Extracted records:

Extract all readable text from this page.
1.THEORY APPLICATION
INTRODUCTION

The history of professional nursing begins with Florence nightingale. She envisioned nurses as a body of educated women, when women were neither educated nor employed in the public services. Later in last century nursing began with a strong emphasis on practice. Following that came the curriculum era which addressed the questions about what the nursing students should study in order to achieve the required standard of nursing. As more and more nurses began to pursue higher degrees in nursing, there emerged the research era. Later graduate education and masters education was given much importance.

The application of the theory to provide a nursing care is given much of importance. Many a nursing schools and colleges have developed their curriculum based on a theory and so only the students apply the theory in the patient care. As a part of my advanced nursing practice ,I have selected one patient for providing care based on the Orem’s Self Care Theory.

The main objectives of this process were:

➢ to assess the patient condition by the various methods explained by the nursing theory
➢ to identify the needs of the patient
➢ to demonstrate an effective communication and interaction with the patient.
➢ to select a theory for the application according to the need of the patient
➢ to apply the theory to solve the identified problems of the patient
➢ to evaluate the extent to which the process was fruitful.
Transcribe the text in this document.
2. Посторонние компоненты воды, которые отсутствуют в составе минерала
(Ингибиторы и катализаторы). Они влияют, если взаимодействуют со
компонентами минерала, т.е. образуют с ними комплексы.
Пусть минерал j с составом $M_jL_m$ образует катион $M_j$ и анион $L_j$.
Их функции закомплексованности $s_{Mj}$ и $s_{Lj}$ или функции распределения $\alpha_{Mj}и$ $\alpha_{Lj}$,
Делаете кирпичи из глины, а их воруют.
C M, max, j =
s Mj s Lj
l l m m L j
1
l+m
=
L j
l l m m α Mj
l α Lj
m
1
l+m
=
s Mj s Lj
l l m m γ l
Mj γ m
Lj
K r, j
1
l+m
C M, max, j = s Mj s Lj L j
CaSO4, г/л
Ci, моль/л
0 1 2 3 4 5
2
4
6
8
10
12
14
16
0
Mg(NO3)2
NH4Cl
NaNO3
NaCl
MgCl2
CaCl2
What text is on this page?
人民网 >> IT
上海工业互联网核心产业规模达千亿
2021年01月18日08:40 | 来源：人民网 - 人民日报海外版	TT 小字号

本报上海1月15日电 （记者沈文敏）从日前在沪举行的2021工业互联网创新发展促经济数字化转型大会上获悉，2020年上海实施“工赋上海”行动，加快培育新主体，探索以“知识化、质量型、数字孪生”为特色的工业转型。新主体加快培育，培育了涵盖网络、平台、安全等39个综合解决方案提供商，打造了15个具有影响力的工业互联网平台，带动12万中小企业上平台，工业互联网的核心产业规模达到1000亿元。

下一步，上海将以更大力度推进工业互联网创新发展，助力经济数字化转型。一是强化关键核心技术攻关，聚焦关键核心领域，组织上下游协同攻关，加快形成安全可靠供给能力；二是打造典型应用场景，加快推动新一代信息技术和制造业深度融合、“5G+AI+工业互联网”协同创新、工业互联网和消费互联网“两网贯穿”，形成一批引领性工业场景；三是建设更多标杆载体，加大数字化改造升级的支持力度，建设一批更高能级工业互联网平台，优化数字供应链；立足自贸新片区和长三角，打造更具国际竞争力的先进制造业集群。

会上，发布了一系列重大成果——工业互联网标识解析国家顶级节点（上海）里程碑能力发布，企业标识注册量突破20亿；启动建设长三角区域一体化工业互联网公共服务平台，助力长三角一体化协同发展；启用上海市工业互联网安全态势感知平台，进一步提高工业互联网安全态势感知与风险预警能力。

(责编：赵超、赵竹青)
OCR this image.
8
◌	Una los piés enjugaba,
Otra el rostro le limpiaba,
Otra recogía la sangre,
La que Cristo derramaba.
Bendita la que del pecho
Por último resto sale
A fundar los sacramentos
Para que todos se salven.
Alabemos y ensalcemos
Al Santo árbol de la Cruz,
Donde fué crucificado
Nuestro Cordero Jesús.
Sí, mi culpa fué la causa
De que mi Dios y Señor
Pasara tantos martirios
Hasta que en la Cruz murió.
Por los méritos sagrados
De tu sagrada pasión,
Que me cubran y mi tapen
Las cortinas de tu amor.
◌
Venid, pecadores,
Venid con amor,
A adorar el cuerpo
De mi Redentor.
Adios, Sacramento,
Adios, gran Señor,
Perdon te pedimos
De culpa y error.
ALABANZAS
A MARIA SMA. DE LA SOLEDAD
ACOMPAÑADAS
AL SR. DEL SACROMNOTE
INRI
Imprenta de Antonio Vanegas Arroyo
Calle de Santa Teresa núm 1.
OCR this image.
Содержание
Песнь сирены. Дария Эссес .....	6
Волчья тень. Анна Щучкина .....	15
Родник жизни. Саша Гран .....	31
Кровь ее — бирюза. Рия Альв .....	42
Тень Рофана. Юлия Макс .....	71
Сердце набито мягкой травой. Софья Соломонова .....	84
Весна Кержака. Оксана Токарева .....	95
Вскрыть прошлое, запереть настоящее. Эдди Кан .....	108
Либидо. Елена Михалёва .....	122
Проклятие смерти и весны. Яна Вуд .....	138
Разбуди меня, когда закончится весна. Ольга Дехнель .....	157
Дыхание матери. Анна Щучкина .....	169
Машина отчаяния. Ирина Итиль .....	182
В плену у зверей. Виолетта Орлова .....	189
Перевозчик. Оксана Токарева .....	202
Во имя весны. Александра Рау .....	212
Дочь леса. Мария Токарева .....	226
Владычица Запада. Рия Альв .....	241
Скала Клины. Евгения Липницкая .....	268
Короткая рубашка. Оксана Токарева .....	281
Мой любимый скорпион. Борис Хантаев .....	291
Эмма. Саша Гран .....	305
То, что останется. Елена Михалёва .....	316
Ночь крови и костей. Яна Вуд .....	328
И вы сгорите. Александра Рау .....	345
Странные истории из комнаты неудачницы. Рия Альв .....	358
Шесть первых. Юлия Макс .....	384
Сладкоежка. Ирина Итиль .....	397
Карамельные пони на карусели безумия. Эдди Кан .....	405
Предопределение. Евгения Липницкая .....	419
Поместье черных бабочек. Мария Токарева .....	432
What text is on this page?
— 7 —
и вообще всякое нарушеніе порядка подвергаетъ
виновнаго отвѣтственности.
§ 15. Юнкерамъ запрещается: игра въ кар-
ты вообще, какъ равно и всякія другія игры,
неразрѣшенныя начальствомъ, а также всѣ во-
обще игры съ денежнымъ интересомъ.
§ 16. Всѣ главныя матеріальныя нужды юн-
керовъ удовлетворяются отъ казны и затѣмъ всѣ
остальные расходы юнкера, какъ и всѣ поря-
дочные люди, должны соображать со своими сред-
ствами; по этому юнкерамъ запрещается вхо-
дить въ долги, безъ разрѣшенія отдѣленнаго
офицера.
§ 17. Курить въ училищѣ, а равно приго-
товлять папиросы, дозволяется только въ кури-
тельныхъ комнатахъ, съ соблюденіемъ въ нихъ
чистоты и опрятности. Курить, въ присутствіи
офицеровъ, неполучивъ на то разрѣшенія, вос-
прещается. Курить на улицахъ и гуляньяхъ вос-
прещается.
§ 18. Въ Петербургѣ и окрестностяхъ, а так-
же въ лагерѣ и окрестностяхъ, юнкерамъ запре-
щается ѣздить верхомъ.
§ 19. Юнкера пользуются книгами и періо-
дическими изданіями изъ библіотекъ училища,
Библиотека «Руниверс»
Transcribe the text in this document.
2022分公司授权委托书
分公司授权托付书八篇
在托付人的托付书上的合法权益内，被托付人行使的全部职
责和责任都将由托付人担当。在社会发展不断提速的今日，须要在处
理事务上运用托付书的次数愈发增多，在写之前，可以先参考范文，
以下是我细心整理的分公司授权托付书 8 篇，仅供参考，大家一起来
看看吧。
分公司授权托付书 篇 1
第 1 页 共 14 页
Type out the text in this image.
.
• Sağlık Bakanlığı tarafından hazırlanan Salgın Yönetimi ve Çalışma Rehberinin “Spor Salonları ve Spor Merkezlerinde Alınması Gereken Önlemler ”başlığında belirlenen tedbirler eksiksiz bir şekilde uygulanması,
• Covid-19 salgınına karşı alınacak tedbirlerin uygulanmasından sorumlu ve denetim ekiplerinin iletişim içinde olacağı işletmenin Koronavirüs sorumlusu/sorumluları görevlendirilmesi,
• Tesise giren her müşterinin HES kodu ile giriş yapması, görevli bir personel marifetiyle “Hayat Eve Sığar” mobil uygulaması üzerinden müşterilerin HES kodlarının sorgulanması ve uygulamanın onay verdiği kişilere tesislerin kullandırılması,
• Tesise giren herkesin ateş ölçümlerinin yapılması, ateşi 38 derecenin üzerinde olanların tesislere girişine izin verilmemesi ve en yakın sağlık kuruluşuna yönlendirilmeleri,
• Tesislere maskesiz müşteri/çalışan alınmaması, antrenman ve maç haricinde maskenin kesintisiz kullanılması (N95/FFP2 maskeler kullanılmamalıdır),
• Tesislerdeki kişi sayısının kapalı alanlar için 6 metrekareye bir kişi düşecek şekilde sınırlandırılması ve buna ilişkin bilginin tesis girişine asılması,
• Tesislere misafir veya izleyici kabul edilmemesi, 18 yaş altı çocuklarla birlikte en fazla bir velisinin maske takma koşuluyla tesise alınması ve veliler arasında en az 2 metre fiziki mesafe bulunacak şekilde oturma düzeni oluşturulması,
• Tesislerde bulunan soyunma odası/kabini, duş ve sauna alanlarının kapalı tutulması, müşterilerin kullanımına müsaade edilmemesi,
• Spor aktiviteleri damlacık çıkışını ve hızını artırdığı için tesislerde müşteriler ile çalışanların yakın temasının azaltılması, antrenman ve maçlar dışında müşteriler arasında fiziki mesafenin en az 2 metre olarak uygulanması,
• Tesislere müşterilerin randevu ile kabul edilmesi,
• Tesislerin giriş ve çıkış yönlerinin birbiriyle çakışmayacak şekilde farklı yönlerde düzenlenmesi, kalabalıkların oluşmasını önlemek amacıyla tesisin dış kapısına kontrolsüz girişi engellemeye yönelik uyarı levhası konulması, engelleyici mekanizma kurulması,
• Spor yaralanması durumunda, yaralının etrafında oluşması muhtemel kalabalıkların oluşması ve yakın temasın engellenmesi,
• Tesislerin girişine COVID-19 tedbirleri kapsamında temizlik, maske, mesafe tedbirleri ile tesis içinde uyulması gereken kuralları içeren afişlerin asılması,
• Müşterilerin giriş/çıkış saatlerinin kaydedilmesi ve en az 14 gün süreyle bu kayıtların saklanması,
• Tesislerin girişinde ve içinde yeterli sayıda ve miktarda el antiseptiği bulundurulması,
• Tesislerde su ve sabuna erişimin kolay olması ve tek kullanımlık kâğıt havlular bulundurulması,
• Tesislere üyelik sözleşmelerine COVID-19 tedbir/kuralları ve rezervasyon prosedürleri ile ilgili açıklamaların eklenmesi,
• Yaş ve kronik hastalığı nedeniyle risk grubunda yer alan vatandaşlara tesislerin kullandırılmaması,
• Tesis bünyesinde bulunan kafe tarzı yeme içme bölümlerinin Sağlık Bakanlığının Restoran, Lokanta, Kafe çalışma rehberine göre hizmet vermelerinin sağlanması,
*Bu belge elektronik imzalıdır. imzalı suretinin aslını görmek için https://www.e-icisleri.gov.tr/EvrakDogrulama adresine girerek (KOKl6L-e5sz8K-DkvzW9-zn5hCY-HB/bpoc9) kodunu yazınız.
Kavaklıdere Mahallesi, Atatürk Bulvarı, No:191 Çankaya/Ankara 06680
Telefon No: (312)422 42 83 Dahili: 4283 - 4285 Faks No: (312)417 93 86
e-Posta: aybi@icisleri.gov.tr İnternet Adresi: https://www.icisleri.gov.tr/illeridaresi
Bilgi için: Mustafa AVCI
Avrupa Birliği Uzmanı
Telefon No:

=== Goal ===
Look above for lines with the word "Эдди" and copy them all.

=== Written solution ===
Вскрыть прошлое, запереть настоящее. Эдди Кан .....	108
Карамельные пони на карусели безумия. Эдди Кан .....	405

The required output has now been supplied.